Stored data entries
┄┄┄┄┄┄┄┄┄┄

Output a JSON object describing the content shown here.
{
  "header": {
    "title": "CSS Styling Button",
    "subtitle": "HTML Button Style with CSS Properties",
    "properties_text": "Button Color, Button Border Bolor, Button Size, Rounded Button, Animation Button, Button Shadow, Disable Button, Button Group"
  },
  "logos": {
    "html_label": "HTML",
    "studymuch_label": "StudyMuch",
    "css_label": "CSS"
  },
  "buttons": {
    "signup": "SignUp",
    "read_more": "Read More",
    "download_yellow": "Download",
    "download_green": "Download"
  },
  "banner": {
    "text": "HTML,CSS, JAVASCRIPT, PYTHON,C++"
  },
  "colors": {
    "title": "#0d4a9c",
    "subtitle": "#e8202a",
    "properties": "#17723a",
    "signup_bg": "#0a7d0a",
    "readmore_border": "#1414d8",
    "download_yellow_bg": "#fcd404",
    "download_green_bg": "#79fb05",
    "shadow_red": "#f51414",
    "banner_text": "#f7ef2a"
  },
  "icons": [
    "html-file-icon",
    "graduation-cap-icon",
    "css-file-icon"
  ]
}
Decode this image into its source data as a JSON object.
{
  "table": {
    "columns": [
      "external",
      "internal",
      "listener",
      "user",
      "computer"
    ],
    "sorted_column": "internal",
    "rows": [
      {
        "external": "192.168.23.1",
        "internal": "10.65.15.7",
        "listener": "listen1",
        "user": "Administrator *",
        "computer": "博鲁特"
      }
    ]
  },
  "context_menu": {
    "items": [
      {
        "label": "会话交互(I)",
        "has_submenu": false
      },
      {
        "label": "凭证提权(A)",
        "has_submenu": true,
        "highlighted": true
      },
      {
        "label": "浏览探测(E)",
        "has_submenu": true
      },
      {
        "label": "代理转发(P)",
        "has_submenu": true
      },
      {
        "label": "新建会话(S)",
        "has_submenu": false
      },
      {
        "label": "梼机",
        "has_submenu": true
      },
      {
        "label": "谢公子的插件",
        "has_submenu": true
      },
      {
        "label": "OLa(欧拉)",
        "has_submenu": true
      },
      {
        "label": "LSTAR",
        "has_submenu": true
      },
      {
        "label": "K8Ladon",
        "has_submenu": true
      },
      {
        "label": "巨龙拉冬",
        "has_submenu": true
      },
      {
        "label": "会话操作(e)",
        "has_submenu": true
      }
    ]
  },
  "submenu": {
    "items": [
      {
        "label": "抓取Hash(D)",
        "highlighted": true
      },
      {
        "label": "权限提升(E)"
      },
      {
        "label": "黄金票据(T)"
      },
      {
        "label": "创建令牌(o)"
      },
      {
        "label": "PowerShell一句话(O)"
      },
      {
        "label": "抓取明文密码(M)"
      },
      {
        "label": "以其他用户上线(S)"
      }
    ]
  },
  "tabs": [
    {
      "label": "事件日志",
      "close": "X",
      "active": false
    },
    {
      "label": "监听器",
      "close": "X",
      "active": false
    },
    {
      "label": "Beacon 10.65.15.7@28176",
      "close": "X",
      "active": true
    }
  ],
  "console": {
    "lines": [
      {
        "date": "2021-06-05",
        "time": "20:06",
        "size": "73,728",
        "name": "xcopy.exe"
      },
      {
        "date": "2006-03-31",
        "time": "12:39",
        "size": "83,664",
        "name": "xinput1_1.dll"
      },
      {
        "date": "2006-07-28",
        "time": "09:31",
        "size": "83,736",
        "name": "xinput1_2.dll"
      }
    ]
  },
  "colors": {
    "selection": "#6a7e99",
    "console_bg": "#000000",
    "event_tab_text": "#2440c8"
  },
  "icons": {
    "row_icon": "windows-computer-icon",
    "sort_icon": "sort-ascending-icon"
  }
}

┄┄┄┄┄┄┄┄┄┄

▶ **GIVEN TASK**
Pull out each record as written and restate it exactly.

▶ **OUTPUT OF THE EXERCISE**
Output a JSON object describing the content shown here.
{
  "header": {
    "title": "CSS Styling Button",
    "subtitle": "HTML Button Style with CSS Properties",
    "properties_text": "Button Color, Button Border Bolor, Button Size, Rounded Button, Animation Button, Button Shadow, Disable Button, Button Group"
  },
  "logos": {
    "html_label": "HTML",
    "studymuch_label": "StudyMuch",
    "css_label": "CSS"
  },
  "buttons": {
    "signup": "SignUp",
    "read_more": "Read More",
    "download_yellow": "Download",
    "download_green": "Download"
  },
  "banner": {
    "text": "HTML,CSS, JAVASCRIPT, PYTHON,C++"
  },
  "colors": {
    "title": "#0d4a9c",
    "subtitle": "#e8202a",
    "properties": "#17723a",
    "signup_bg": "#0a7d0a",
    "readmore_border": "#1414d8",
    "download_yellow_bg": "#fcd404",
    "download_green_bg": "#79fb05",
    "shadow_red": "#f51414",
    "banner_text": "#f7ef2a"
  },
  "icons": [
    "html-file-icon",
    "graduation-cap-icon",
    "css-file-icon"
  ]
}
Decode this image into its source data as a JSON object.
{
  "table": {
    "columns": [
      "external",
      "internal",
      "listener",
      "user",
      "computer"
    ],
    "sorted_column": "internal",
    "rows": [
      {
        "external": "192.168.23.1",
        "internal": "10.65.15.7",
        "listener": "listen1",
        "user": "Administrator *",
        "computer": "博鲁特"
      }
    ]
  },
  "context_menu": {
    "items": [
      {
        "label": "会话交互(I)",
        "has_submenu": false
      },
      {
        "label": "凭证提权(A)",
        "has_submenu": true,
        "highlighted": true
      },
      {
        "label": "浏览探测(E)",
        "has_submenu": true
      },
      {
        "label": "代理转发(P)",
        "has_submenu": true
      },
      {
        "label": "新建会话(S)",
        "has_submenu": false
      },
      {
        "label": "梼机",
        "has_submenu": true
      },
      {
        "label": "谢公子的插件",
        "has_submenu": true
      },
      {
        "label": "OLa(欧拉)",
        "has_submenu": true
      },
      {
        "label": "LSTAR",
        "has_submenu": true
      },
      {
        "label": "K8Ladon",
        "has_submenu": true
      },
      {
        "label": "巨龙拉冬",
        "has_submenu": true
      },
      {
        "label": "会话操作(e)",
        "has_submenu": true
      }
    ]
  },
  "submenu": {
    "items": [
      {
        "label": "抓取Hash(D)",
        "highlighted": true
      },
      {
        "label": "权限提升(E)"
      },
      {
        "label": "黄金票据(T)"
      },
      {
        "label": "创建令牌(o)"
      },
      {
        "label": "PowerShell一句话(O)"
      },
      {
        "label": "抓取明文密码(M)"
      },
      {
        "label": "以其他用户上线(S)"
      }
    ]
  },
  "tabs": [
    {
      "label": "事件日志",
      "close": "X",
      "active": false
    },
    {
      "label": "监听器",
      "close": "X",
      "active": false
    },
    {
      "label": "Beacon 10.65.15.7@28176",
      "close": "X",
      "active": true
    }
  ],
  "console": {
    "lines": [
      {
        "date": "2021-06-05",
        "time": "20:06",
        "size": "73,728",
        "name": "xcopy.exe"
      },
      {
        "date": "2006-03-31",
        "time": "12:39",
        "size": "83,664",
        "name": "xinput1_1.dll"
      },
      {
        "date": "2006-07-28",
        "time": "09:31",
        "size": "83,736",
        "name": "xinput1_2.dll"
      }
    ]
  },
  "colors": {
    "selection": "#6a7e99",
    "console_bg": "#000000",
    "event_tab_text": "#2440c8"
  },
  "icons": {
    "row_icon": "windows-computer-icon",
    "sort_icon": "sort-ascending-icon"
  }
}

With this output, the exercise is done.